▸ TASK DETAILS
Locate the lines of the listing below that hold "Vitamin", then copy each of them.

▸ LISTING
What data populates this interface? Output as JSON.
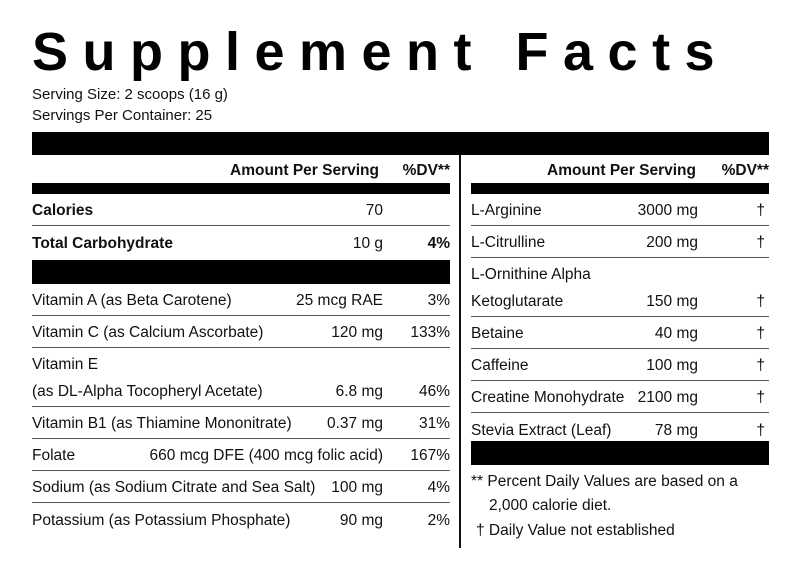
{
  "title": "Supplement Facts",
  "serving_size": "Serving Size: 2 scoops (16 g)",
  "servings_per_container": "Servings Per Container: 25",
  "left": {
    "header_amount": "Amount Per Serving",
    "header_dv": "%DV**",
    "calories": {
      "name": "Calories",
      "amount": "70"
    },
    "carbs": {
      "name": "Total Carbohydrate",
      "amount": "10 g",
      "dv": "4%"
    },
    "vit_a": {
      "name": "Vitamin A (as Beta Carotene)",
      "amount": "25 mcg RAE",
      "dv": "3%"
    },
    "vit_c": {
      "name": "Vitamin C (as Calcium Ascorbate)",
      "amount": "120 mg",
      "dv": "133%"
    },
    "vit_e": {
      "name1": "Vitamin E",
      "name2": "(as DL-Alpha Tocopheryl Acetate)",
      "amount": "6.8 mg",
      "dv": "46%"
    },
    "vit_b1": {
      "name": "Vitamin B1 (as Thiamine Mononitrate)",
      "amount": "0.37 mg",
      "dv": "31%"
    },
    "folate": {
      "name": "Folate",
      "amount": "660 mcg DFE (400 mcg folic acid)",
      "dv": "167%"
    },
    "sodium": {
      "name": "Sodium (as Sodium Citrate and Sea Salt)",
      "amount": "100 mg",
      "dv": "4%"
    },
    "potassium": {
      "name": "Potassium (as Potassium Phosphate)",
      "amount": "90 mg",
      "dv": "2%"
    }
  },
  "right": {
    "header_amount": "Amount Per Serving",
    "header_dv": "%DV**",
    "arginine": {
      "name": "L-Arginine",
      "amount": "3000 mg",
      "dv": "†"
    },
    "citrulline": {
      "name": "L-Citrulline",
      "amount": "200 mg",
      "dv": "†"
    },
    "ornithine": {
      "name1": "L-Ornithine Alpha",
      "name2": "Ketoglutarate",
      "amount": "150 mg",
      "dv": "†"
    },
    "betaine": {
      "name": "Betaine",
      "amount": "40 mg",
      "dv": "†"
    },
    "caffeine": {
      "name": "Caffeine",
      "amount": "100 mg",
      "dv": "†"
    },
    "creatine": {
      "name": "Creatine Monohydrate",
      "amount": "2100 mg",
      "dv": "†"
    },
    "stevia": {
      "name": "Stevia Extract (Leaf)",
      "amount": "78 mg",
      "dv": "†"
    }
  },
  "footnotes": {
    "line1": "** Percent Daily Values are based on a",
    "line2": "2,000 calorie diet.",
    "line3": "† Daily Value not established"
  }
}
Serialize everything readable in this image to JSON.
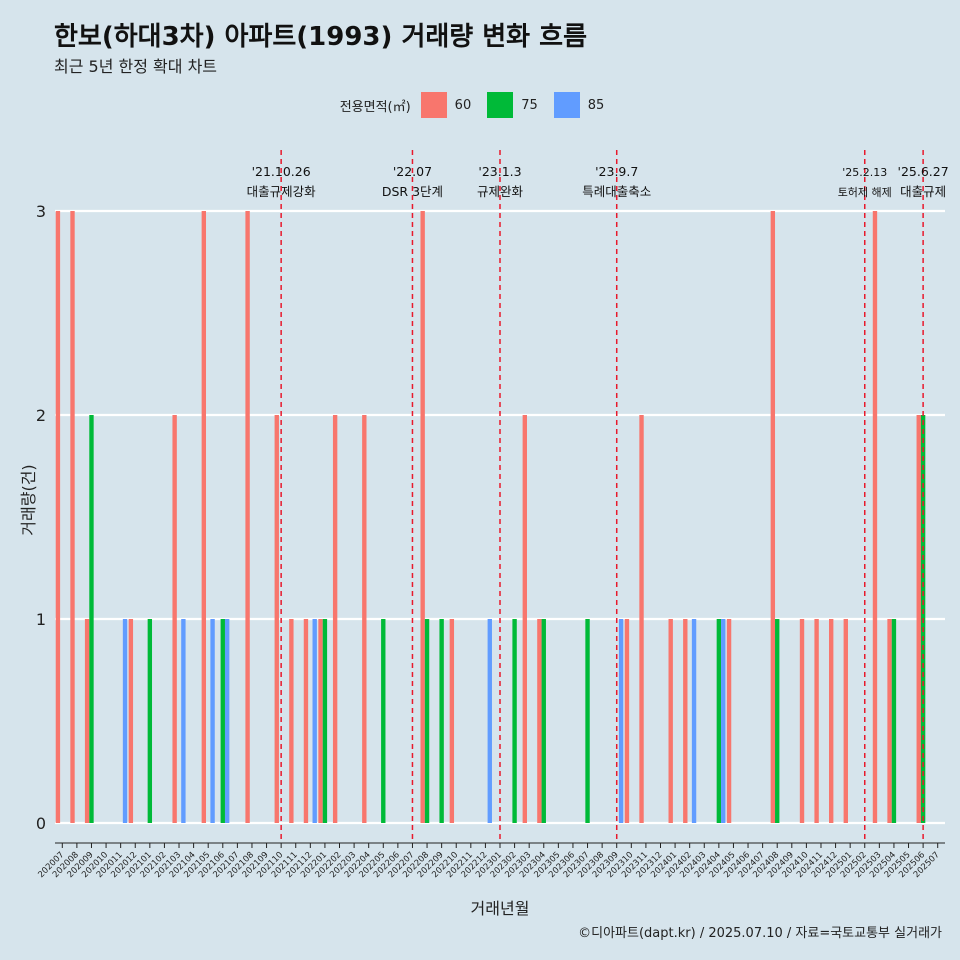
{
  "title": "한보(하대3차) 아파트(1993) 거래량 변화 흐름",
  "subtitle": "최근 5년 한정 확대 차트",
  "caption": "©디아파트(dapt.kr) / 2025.07.10 / 자료=국토교통부 실거래가",
  "legend": {
    "title": "전용면적(㎡)",
    "items": [
      {
        "label": "60",
        "color": "#f8766d"
      },
      {
        "label": "75",
        "color": "#00ba38"
      },
      {
        "label": "85",
        "color": "#619cff"
      }
    ]
  },
  "chart_data": {
    "type": "bar",
    "xlabel": "거래년월",
    "ylabel": "거래량(건)",
    "ylim": [
      0,
      3
    ],
    "yticks": [
      0,
      1,
      2,
      3
    ],
    "grid": true,
    "categories": [
      "202007",
      "202008",
      "202009",
      "202010",
      "202011",
      "202012",
      "202101",
      "202102",
      "202103",
      "202104",
      "202105",
      "202106",
      "202107",
      "202108",
      "202109",
      "202110",
      "202111",
      "202112",
      "202201",
      "202202",
      "202203",
      "202204",
      "202205",
      "202206",
      "202207",
      "202208",
      "202209",
      "202210",
      "202211",
      "202212",
      "202301",
      "202302",
      "202303",
      "202304",
      "202305",
      "202306",
      "202307",
      "202308",
      "202309",
      "202310",
      "202311",
      "202312",
      "202401",
      "202402",
      "202403",
      "202404",
      "202405",
      "202406",
      "202407",
      "202408",
      "202409",
      "202410",
      "202411",
      "202412",
      "202501",
      "202502",
      "202503",
      "202504",
      "202505",
      "202506",
      "202507"
    ],
    "series": [
      {
        "name": "60",
        "color": "#f8766d",
        "values": [
          3,
          3,
          1,
          0,
          0,
          1,
          0,
          0,
          2,
          0,
          3,
          0,
          0,
          3,
          0,
          2,
          1,
          1,
          1,
          2,
          0,
          2,
          0,
          0,
          0,
          3,
          0,
          1,
          0,
          0,
          0,
          0,
          2,
          1,
          0,
          0,
          0,
          0,
          0,
          1,
          2,
          0,
          1,
          1,
          0,
          0,
          1,
          0,
          0,
          3,
          0,
          1,
          1,
          1,
          1,
          0,
          3,
          1,
          0,
          2,
          0
        ]
      },
      {
        "name": "75",
        "color": "#00ba38",
        "values": [
          0,
          0,
          2,
          0,
          0,
          0,
          1,
          0,
          0,
          0,
          0,
          1,
          0,
          0,
          0,
          0,
          0,
          0,
          1,
          0,
          0,
          0,
          1,
          0,
          0,
          1,
          1,
          0,
          0,
          0,
          0,
          1,
          0,
          1,
          0,
          0,
          1,
          0,
          0,
          0,
          0,
          0,
          0,
          0,
          0,
          1,
          0,
          0,
          0,
          1,
          0,
          0,
          0,
          0,
          0,
          0,
          0,
          1,
          0,
          2,
          0
        ]
      },
      {
        "name": "85",
        "color": "#619cff",
        "values": [
          0,
          0,
          0,
          0,
          1,
          0,
          0,
          0,
          1,
          0,
          1,
          1,
          0,
          0,
          0,
          0,
          0,
          1,
          0,
          0,
          0,
          0,
          0,
          0,
          0,
          0,
          0,
          0,
          0,
          1,
          0,
          0,
          0,
          0,
          0,
          0,
          0,
          0,
          1,
          0,
          0,
          0,
          0,
          1,
          0,
          1,
          0,
          0,
          0,
          0,
          0,
          0,
          0,
          0,
          0,
          0,
          0,
          0,
          0,
          0,
          0
        ]
      }
    ],
    "annotations": [
      {
        "date": "202110",
        "line1": "'21.10.26",
        "line2": "대출규제강화"
      },
      {
        "date": "202207",
        "line1": "'22.07",
        "line2": "DSR 3단계"
      },
      {
        "date": "202301",
        "line1": "'23.1.3",
        "line2": "규제완화"
      },
      {
        "date": "202309",
        "line1": "'23.9.7",
        "line2": "특례대출축소"
      },
      {
        "date": "202502",
        "line1": "'25.2.13",
        "line2": "토허제 해제"
      },
      {
        "date": "202506",
        "line1": "'25.6.27",
        "line2": "대출규제"
      }
    ]
  }
}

▸ REPLY TO THE EXERCISE
      "name": "Vitamin A (as Beta Carotene)",
      "name": "Vitamin C (as Calcium Ascorbate)",
      "name1": "Vitamin E",
      "name": "Vitamin B1 (as Thiamine Mononitrate)",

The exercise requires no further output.